··· Given information

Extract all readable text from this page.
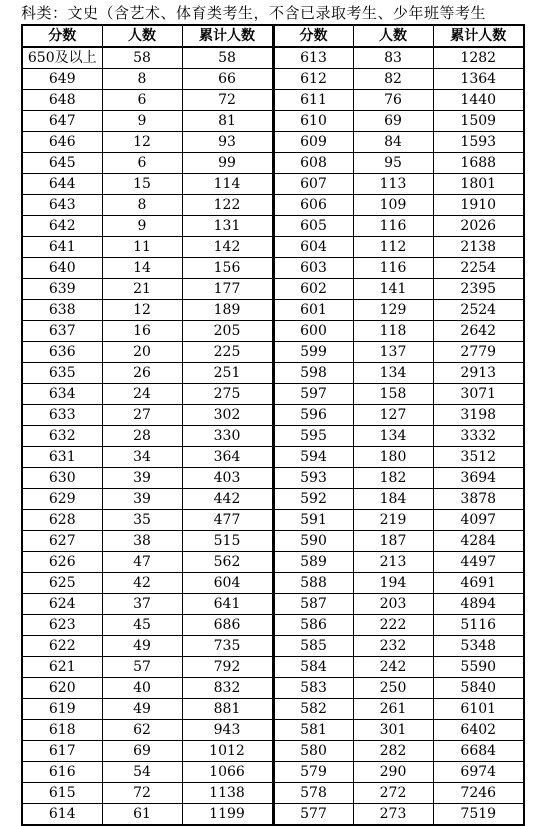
科类：文史（含艺术、体育类考生，不含已录取考生、少年班等考生
分数	人数	累计人数	分数	人数	累计人数
650及以上	58	58	613	83	1282
649	8	66	612	82	1364
648	6	72	611	76	1440
647	9	81	610	69	1509
646	12	93	609	84	1593
645	6	99	608	95	1688
644	15	114	607	113	1801
643	8	122	606	109	1910
642	9	131	605	116	2026
641	11	142	604	112	2138
640	14	156	603	116	2254
639	21	177	602	141	2395
638	12	189	601	129	2524
637	16	205	600	118	2642
636	20	225	599	137	2779
635	26	251	598	134	2913
634	24	275	597	158	3071
633	27	302	596	127	3198
632	28	330	595	134	3332
631	34	364	594	180	3512
630	39	403	593	182	3694
629	39	442	592	184	3878
628	35	477	591	219	4097
627	38	515	590	187	4284
626	47	562	589	213	4497
625	42	604	588	194	4691
624	37	641	587	203	4894
623	45	686	586	222	5116
622	49	735	585	232	5348
621	57	792	584	242	5590
620	40	832	583	250	5840
619	49	881	582	261	6101
618	62	943	581	301	6402
617	69	1012	580	282	6684
616	54	1066	579	290	6974
615	72	1138	578	272	7246
614	61	1199	577	273	7519
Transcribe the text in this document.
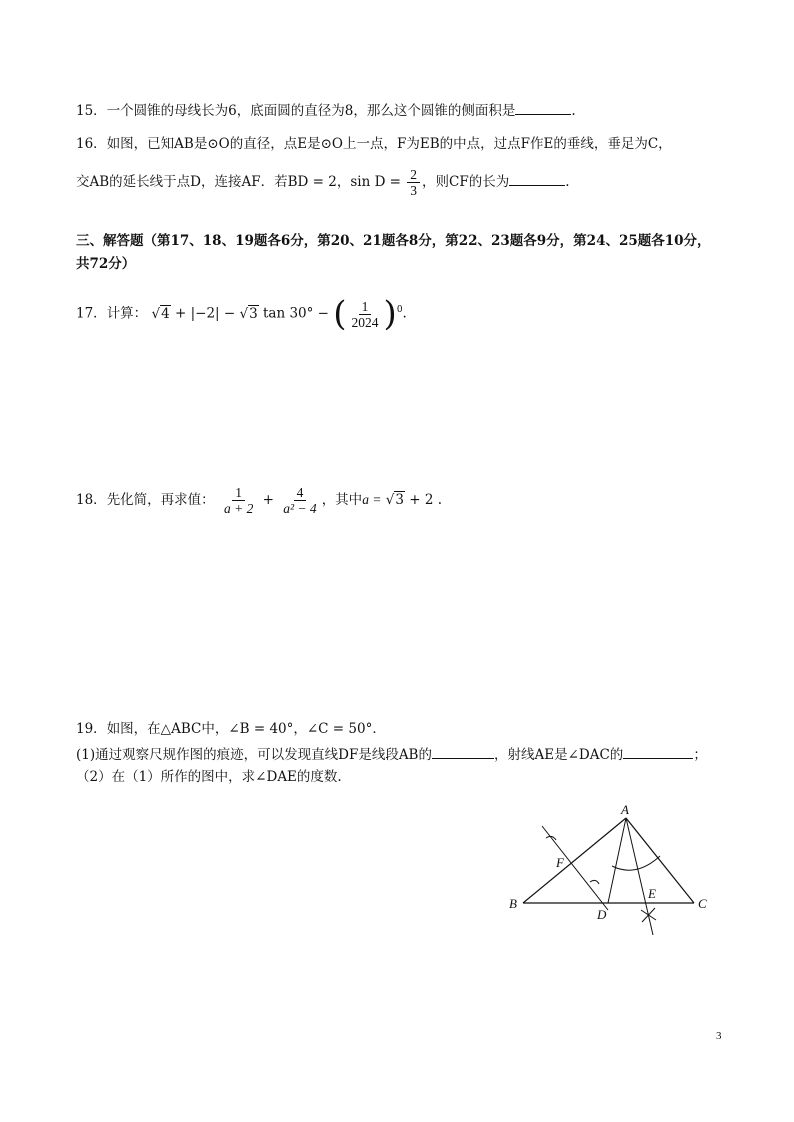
15．一个圆锥的母线长为6，底面圆的直径为8，那么这个圆锥的侧面积是	.
16．如图，已知AB是⊙O的直径，点E是⊙O上一点，F为EB的中点，过点F作E的垂线，垂足为C，
交AB的延长线于点D，连接AF．若BD = 2，$\sin D = \frac{2}{3}$ ，则CF的长为	.
三、解答题（第17、18、19题各6分，第20、21题各8分，第22、23题各9分，第24、25题各10分，
共72分）
17．计算： √4 + |−2| − √3 tan 30° − ( $\frac{1}{2024} )^0$.
18．先化简，再求值： $\frac{1}{a + 2} + \frac{4}{\text{a² − 4}}$ ，其中a = √3 + 2 .
19．如图，在△ABC中，∠B = 40°，∠C = 50°．
(1)通过观察尺规作图的痕迹，可以发现直线DF是线段AB的	，射线AE是∠DAC的	；
（2）在（1）所作的图中，求∠DAE的度数.
A
B	C
D
E
F
3
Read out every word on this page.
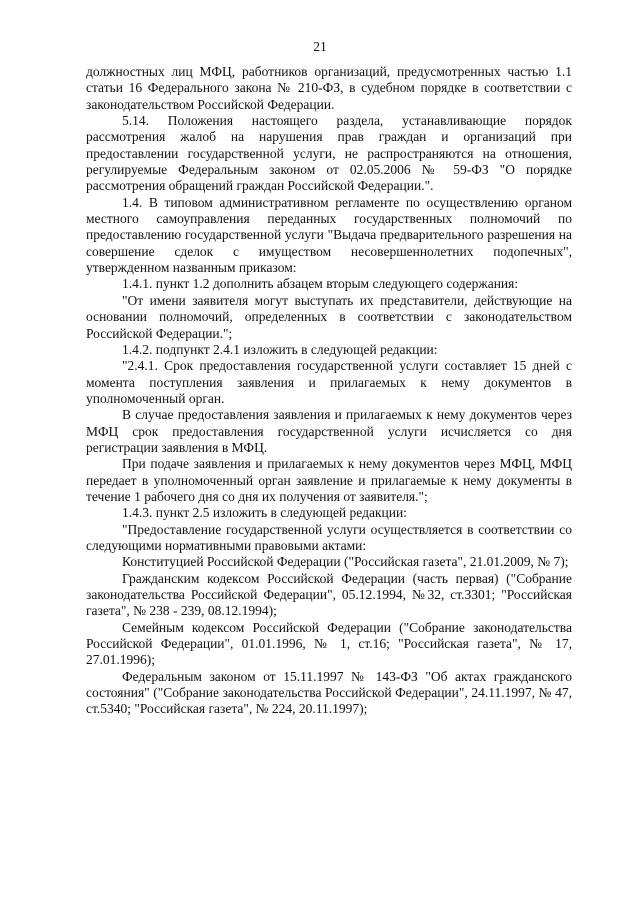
21

должностных лиц МФЦ, работников организаций, предусмотренных частью 1.1 статьи 16 Федерального закона № 210-ФЗ, в судебном порядке в соответствии с законодательством Российской Федерации.

5.14. Положения настоящего раздела, устанавливающие порядок рассмотрения жалоб на нарушения прав граждан и организаций при предоставлении государственной услуги, не распространяются на отношения, регулируемые Федеральным законом от 02.05.2006 № 59-ФЗ "О порядке рассмотрения обращений граждан Российской Федерации.".

1.4. В типовом административном регламенте по осуществлению органом местного самоуправления переданных государственных полномочий по предоставлению государственной услуги "Выдача предварительного разрешения на совершение сделок с имуществом несовершеннолетних подопечных", утвержденном названным приказом:

1.4.1. пункт 1.2 дополнить абзацем вторым следующего содержания:

"От имени заявителя могут выступать их представители, действующие на основании полномочий, определенных в соответствии с законодательством Российской Федерации.";

1.4.2. подпункт 2.4.1 изложить в следующей редакции:

"2.4.1. Срок предоставления государственной услуги составляет 15 дней с момента поступления заявления и прилагаемых к нему документов в уполномоченный орган.

В случае предоставления заявления и прилагаемых к нему документов через МФЦ срок предоставления государственной услуги исчисляется со дня регистрации заявления в МФЦ.

При подаче заявления и прилагаемых к нему документов через МФЦ, МФЦ передает в уполномоченный орган заявление и прилагаемые к нему документы в течение 1 рабочего дня со дня их получения от заявителя.";

1.4.3. пункт 2.5 изложить в следующей редакции:

"Предоставление государственной услуги осуществляется в соответствии со следующими нормативными правовыми актами:

Конституцией Российской Федерации ("Российская газета", 21.01.2009, № 7);

Гражданским кодексом Российской Федерации (часть первая) ("Собрание законодательства Российской Федерации", 05.12.1994, №32, ст.3301; "Российская газета", № 238 - 239, 08.12.1994);

Семейным кодексом Российской Федерации ("Собрание законодательства Российской Федерации", 01.01.1996, № 1, ст.16; "Российская газета", № 17, 27.01.1996);

Федеральным законом от 15.11.1997 № 143-ФЗ "Об актах гражданского состояния" ("Собрание законодательства Российской Федерации", 24.11.1997, № 47, ст.5340; "Российская газета", № 224, 20.11.1997);
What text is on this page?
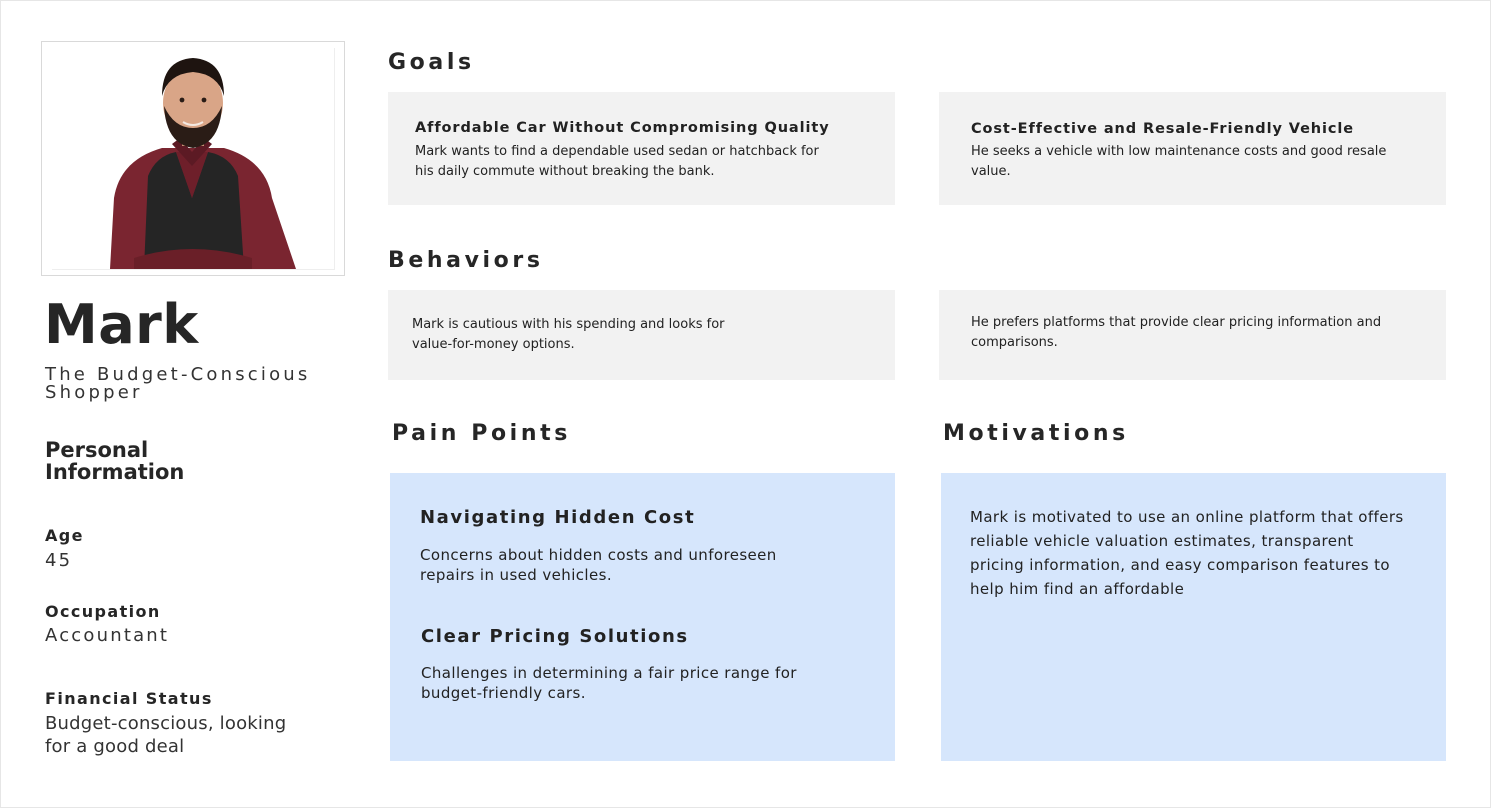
Mark

The Budget-Conscious Shopper

Personal Information

Age

45

Occupation

Accountant

Financial Status

Budget-conscious, looking for a good deal

Goals

Affordable Car Without Compromising Quality

Mark wants to find a dependable used sedan or hatchback for his daily commute without breaking the bank.

Cost-Effective and Resale-Friendly Vehicle

He seeks a vehicle with low maintenance costs and good resale value.

Behaviors

Mark is cautious with his spending and looks for value-for-money options.

He prefers platforms that provide clear pricing information and comparisons.

Pain Points

Navigating Hidden Cost

Concerns about hidden costs and unforeseen repairs in used vehicles.

Clear Pricing Solutions

Challenges in determining a fair price range for budget-friendly cars.

Motivations

Mark is motivated to use an online platform that offers reliable vehicle valuation estimates, transparent pricing information, and easy comparison features to help him find an affordable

······

■ Written task: Look through the entries above; copy every line holding the string "редакции".

■ The solution:
1.4.2. подпункт 2.4.1 изложить в следующей редакции:
1.4.3. пункт 2.5 изложить в следующей редакции:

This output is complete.